**STORED DATA**
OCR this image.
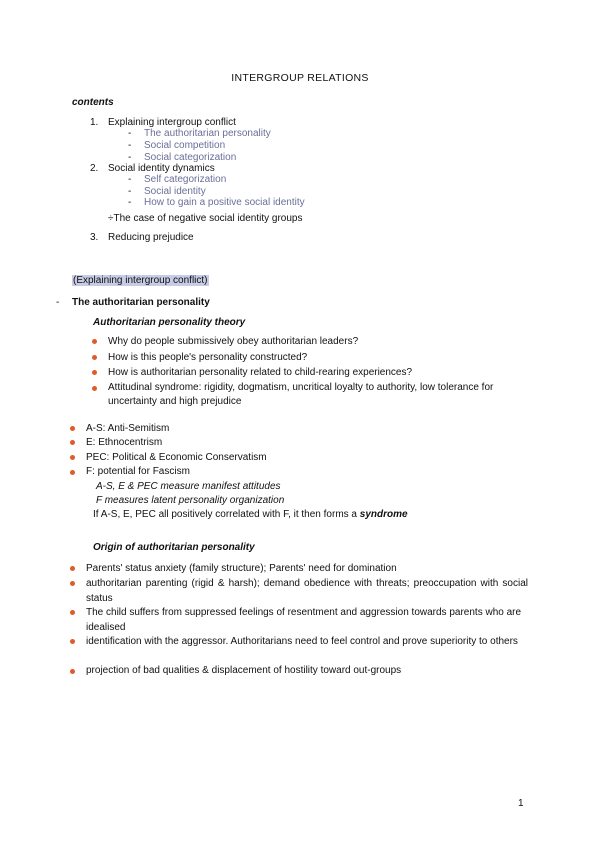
INTERGROUP RELATIONS
contents
1. Explaining intergroup conflict
- The authoritarian personality
- Social competition
- Social categorization
2. Social identity dynamics
- Self categorization
- Social identity
- How to gain a positive social identity
÷The case of negative social identity groups
3. Reducing prejudice
(Explaining intergroup conflict)
- The authoritarian personality
Authoritarian personality theory
Why do people submissively obey authoritarian leaders?
How is this people's personality constructed?
How is authoritarian personality related to child-rearing experiences?
Attitudinal syndrome: rigidity, dogmatism, uncritical loyalty to authority, low tolerance for uncertainty and high prejudice
A-S: Anti-Semitism
E: Ethnocentrism
PEC: Political & Economic Conservatism
F: potential for Fascism
A-S, E & PEC measure manifest attitudes
F measures latent personality organization
If A-S, E, PEC all positively correlated with F, it then forms a syndrome
Origin of authoritarian personality
Parents' status anxiety (family structure); Parents' need for domination
authoritarian parenting (rigid & harsh); demand obedience with threats; preoccupation with social status
The child suffers from suppressed feelings of resentment and aggression towards parents who are idealised
identification with the aggressor. Authoritarians need to feel control and prove superiority to others
projection of bad qualities & displacement of hostility toward out-groups
1
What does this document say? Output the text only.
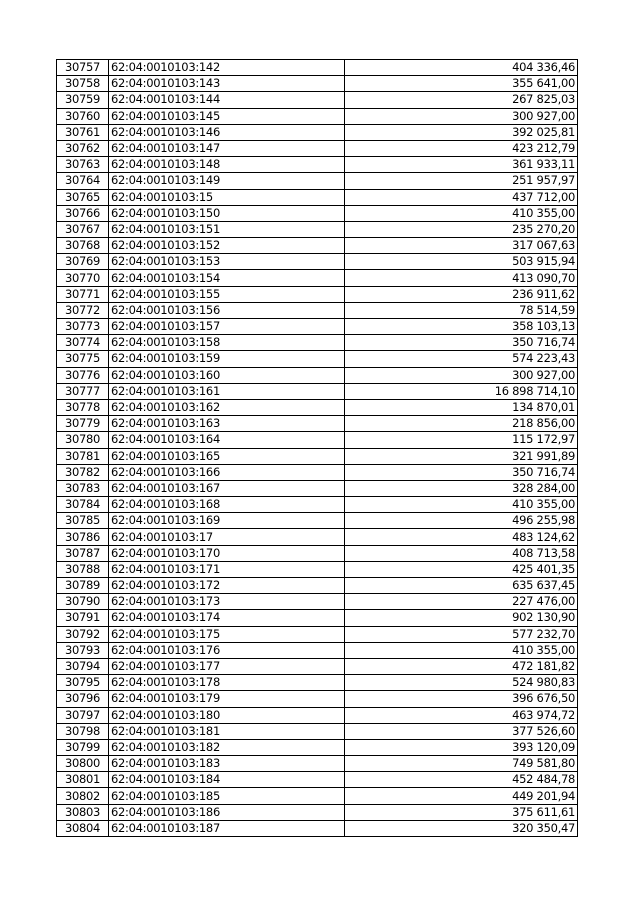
30757	62:04:0010103:142	404 336,46
30758	62:04:0010103:143	355 641,00
30759	62:04:0010103:144	267 825,03
30760	62:04:0010103:145	300 927,00
30761	62:04:0010103:146	392 025,81
30762	62:04:0010103:147	423 212,79
30763	62:04:0010103:148	361 933,11
30764	62:04:0010103:149	251 957,97
30765	62:04:0010103:15	437 712,00
30766	62:04:0010103:150	410 355,00
30767	62:04:0010103:151	235 270,20
30768	62:04:0010103:152	317 067,63
30769	62:04:0010103:153	503 915,94
30770	62:04:0010103:154	413 090,70
30771	62:04:0010103:155	236 911,62
30772	62:04:0010103:156	78 514,59
30773	62:04:0010103:157	358 103,13
30774	62:04:0010103:158	350 716,74
30775	62:04:0010103:159	574 223,43
30776	62:04:0010103:160	300 927,00
30777	62:04:0010103:161	16 898 714,10
30778	62:04:0010103:162	134 870,01
30779	62:04:0010103:163	218 856,00
30780	62:04:0010103:164	115 172,97
30781	62:04:0010103:165	321 991,89
30782	62:04:0010103:166	350 716,74
30783	62:04:0010103:167	328 284,00
30784	62:04:0010103:168	410 355,00
30785	62:04:0010103:169	496 255,98
30786	62:04:0010103:17	483 124,62
30787	62:04:0010103:170	408 713,58
30788	62:04:0010103:171	425 401,35
30789	62:04:0010103:172	635 637,45
30790	62:04:0010103:173	227 476,00
30791	62:04:0010103:174	902 130,90
30792	62:04:0010103:175	577 232,70
30793	62:04:0010103:176	410 355,00
30794	62:04:0010103:177	472 181,82
30795	62:04:0010103:178	524 980,83
30796	62:04:0010103:179	396 676,50
30797	62:04:0010103:180	463 974,72
30798	62:04:0010103:181	377 526,60
30799	62:04:0010103:182	393 120,09
30800	62:04:0010103:183	749 581,80
30801	62:04:0010103:184	452 484,78
30802	62:04:0010103:185	449 201,94
30803	62:04:0010103:186	375 611,61
30804	62:04:0010103:187	320 350,47
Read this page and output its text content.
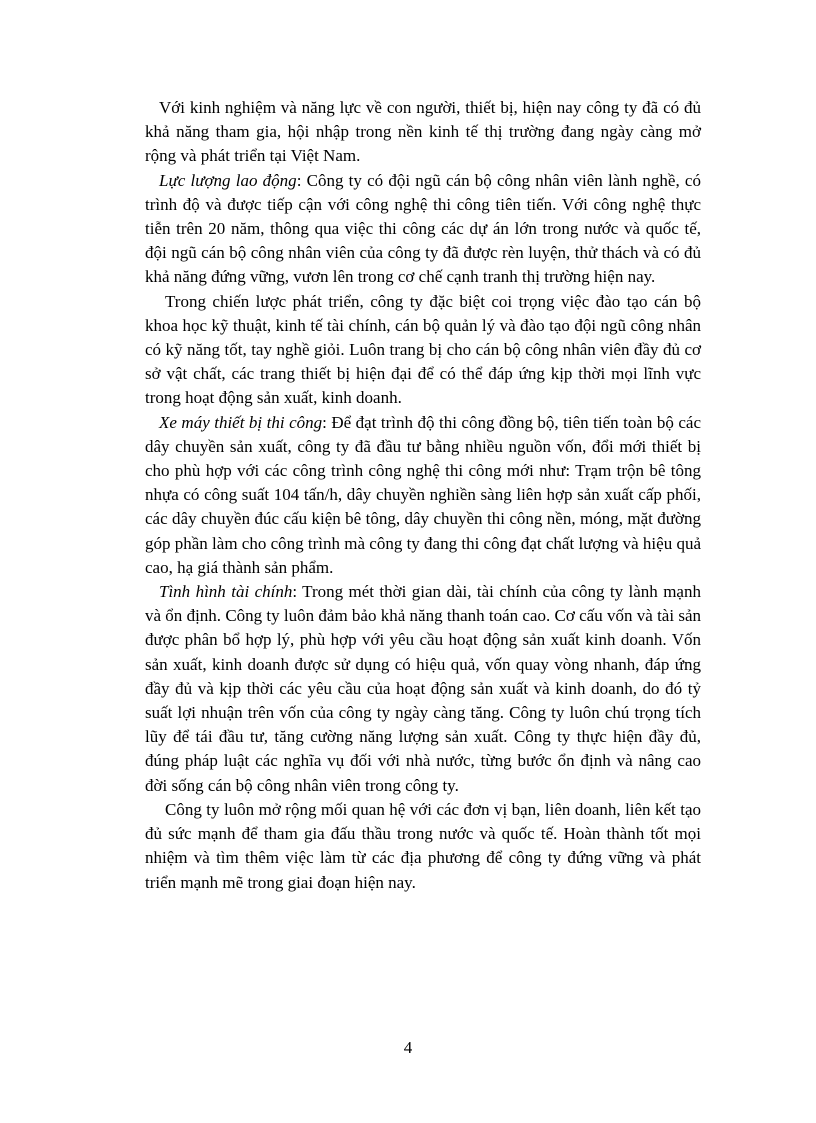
Với kinh nghiệm và năng lực về con người, thiết bị, hiện nay công ty đã có đủ khả năng tham gia, hội nhập trong nền kinh tế thị trường đang ngày càng mở rộng và phát triển tại Việt Nam.

Lực lượng lao động: Công ty có đội ngũ cán bộ công nhân viên lành nghề, có trình độ và được tiếp cận với công nghệ thi công tiên tiến. Với công nghệ thực tiễn trên 20 năm, thông qua việc thi công các dự án lớn trong nước và quốc tế, đội ngũ cán bộ công nhân viên của công ty đã được rèn luyện, thử thách và có đủ khả năng đứng vững, vươn lên trong cơ chế cạnh tranh thị trường hiện nay.

Trong chiến lược phát triển, công ty đặc biệt coi trọng việc đào tạo cán bộ khoa học kỹ thuật, kinh tế tài chính, cán bộ quản lý và đào tạo đội ngũ công nhân có kỹ năng tốt, tay nghề giỏi. Luôn trang bị cho cán bộ công nhân viên đầy đủ cơ sở vật chất, các trang thiết bị hiện đại để có thể đáp ứng kịp thời mọi lĩnh vực trong hoạt động sản xuất, kinh doanh.

Xe máy thiết bị thi công: Để đạt trình độ thi công đồng bộ, tiên tiến toàn bộ các dây chuyền sản xuất, công ty đã đầu tư bằng nhiều nguồn vốn, đổi mới thiết bị cho phù hợp với các công trình công nghệ thi công mới như: Trạm trộn bê tông nhựa có công suất 104 tấn/h, dây chuyền nghiền sàng liên hợp sản xuất cấp phối, các dây chuyền đúc cấu kiện bê tông, dây chuyền thi công nền, móng, mặt đường góp phần làm cho công trình mà công ty đang thi công đạt chất lượng và hiệu quả cao, hạ giá thành sản phẩm.

Tình hình tài chính: Trong mét thời gian dài, tài chính của công ty lành mạnh và ổn định. Công ty luôn đảm bảo khả năng thanh toán cao. Cơ cấu vốn và tài sản được phân bổ hợp lý, phù hợp với yêu cầu hoạt động sản xuất kinh doanh. Vốn sản xuất, kinh doanh được sử dụng có hiệu quả, vốn quay vòng nhanh, đáp ứng đầy đủ và kịp thời các yêu cầu của hoạt động sản xuất và kinh doanh, do đó tỷ suất lợi nhuận trên vốn của công ty ngày càng tăng. Công ty luôn chú trọng tích lũy để tái đầu tư, tăng cường năng lượng sản xuất. Công ty thực hiện đầy đủ, đúng pháp luật các nghĩa vụ đối với nhà nước, từng bước ổn định và nâng cao đời sống cán bộ công nhân viên trong công ty.

Công ty luôn mở rộng mối quan hệ với các đơn vị bạn, liên doanh, liên kết tạo đủ sức mạnh để tham gia đấu thầu trong nước và quốc tế. Hoàn thành tốt mọi nhiệm và tìm thêm việc làm từ các địa phương để công ty đứng vững và phát triển mạnh mẽ trong giai đoạn hiện nay.

4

**TASK REQUIREMENTS**
Copy, from the material, each line that holds the string "chất".

**EXERCISE ANSWER**
Trong chiến lược phát triển, công ty đặc biệt coi trọng việc đào tạo cán bộ khoa học kỹ thuật, kinh tế tài chính, cán bộ quản lý và đào tạo đội ngũ công nhân có kỹ năng tốt, tay nghề giỏi. Luôn trang bị cho cán bộ công nhân viên đầy đủ cơ sở vật chất, các trang thiết bị hiện đại để có thể đáp ứng kịp thời mọi lĩnh vực trong hoạt động sản xuất, kinh doanh.
Xe máy thiết bị thi công: Để đạt trình độ thi công đồng bộ, tiên tiến toàn bộ các dây chuyền sản xuất, công ty đã đầu tư bằng nhiều nguồn vốn, đổi mới thiết bị cho phù hợp với các công trình công nghệ thi công mới như: Trạm trộn bê tông nhựa có công suất 104 tấn/h, dây chuyền nghiền sàng liên hợp sản xuất cấp phối, các dây chuyền đúc cấu kiện bê tông, dây chuyền thi công nền, móng, mặt đường góp phần làm cho công trình mà công ty đang thi công đạt chất lượng và hiệu quả cao, hạ giá thành sản phẩm.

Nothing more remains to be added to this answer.